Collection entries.
========================================================================

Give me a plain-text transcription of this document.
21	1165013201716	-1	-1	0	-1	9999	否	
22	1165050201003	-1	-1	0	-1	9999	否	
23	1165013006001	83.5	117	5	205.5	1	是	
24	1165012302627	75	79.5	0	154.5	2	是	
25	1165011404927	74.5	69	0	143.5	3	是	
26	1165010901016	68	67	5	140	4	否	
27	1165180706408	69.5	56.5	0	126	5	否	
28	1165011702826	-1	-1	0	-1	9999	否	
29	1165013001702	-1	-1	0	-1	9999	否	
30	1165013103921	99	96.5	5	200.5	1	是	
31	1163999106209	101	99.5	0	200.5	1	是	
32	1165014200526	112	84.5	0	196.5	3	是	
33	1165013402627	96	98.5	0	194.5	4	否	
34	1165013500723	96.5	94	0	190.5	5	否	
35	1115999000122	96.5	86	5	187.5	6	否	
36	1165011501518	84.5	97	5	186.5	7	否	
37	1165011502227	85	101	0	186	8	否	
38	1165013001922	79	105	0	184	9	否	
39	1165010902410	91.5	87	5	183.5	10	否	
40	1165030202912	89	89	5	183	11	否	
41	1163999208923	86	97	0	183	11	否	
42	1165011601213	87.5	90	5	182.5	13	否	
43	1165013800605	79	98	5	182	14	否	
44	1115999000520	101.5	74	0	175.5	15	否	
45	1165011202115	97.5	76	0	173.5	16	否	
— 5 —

========================================================================

Written problem. Write out the full listing, keeping every line exactly as it is.

The reply.
Give me a plain-text transcription of this document.
21	1165013201716	-1	-1	0	-1	9999	否	
22	1165050201003	-1	-1	0	-1	9999	否	
23	1165013006001	83.5	117	5	205.5	1	是	
24	1165012302627	75	79.5	0	154.5	2	是	
25	1165011404927	74.5	69	0	143.5	3	是	
26	1165010901016	68	67	5	140	4	否	
27	1165180706408	69.5	56.5	0	126	5	否	
28	1165011702826	-1	-1	0	-1	9999	否	
29	1165013001702	-1	-1	0	-1	9999	否	
30	1165013103921	99	96.5	5	200.5	1	是	
31	1163999106209	101	99.5	0	200.5	1	是	
32	1165014200526	112	84.5	0	196.5	3	是	
33	1165013402627	96	98.5	0	194.5	4	否	
34	1165013500723	96.5	94	0	190.5	5	否	
35	1115999000122	96.5	86	5	187.5	6	否	
36	1165011501518	84.5	97	5	186.5	7	否	
37	1165011502227	85	101	0	186	8	否	
38	1165013001922	79	105	0	184	9	否	
39	1165010902410	91.5	87	5	183.5	10	否	
40	1165030202912	89	89	5	183	11	否	
41	1163999208923	86	97	0	183	11	否	
42	1165011601213	87.5	90	5	182.5	13	否	
43	1165013800605	79	98	5	182	14	否	
44	1115999000520	101.5	74	0	175.5	15	否	
45	1165011202115	97.5	76	0	173.5	16	否	
— 5 —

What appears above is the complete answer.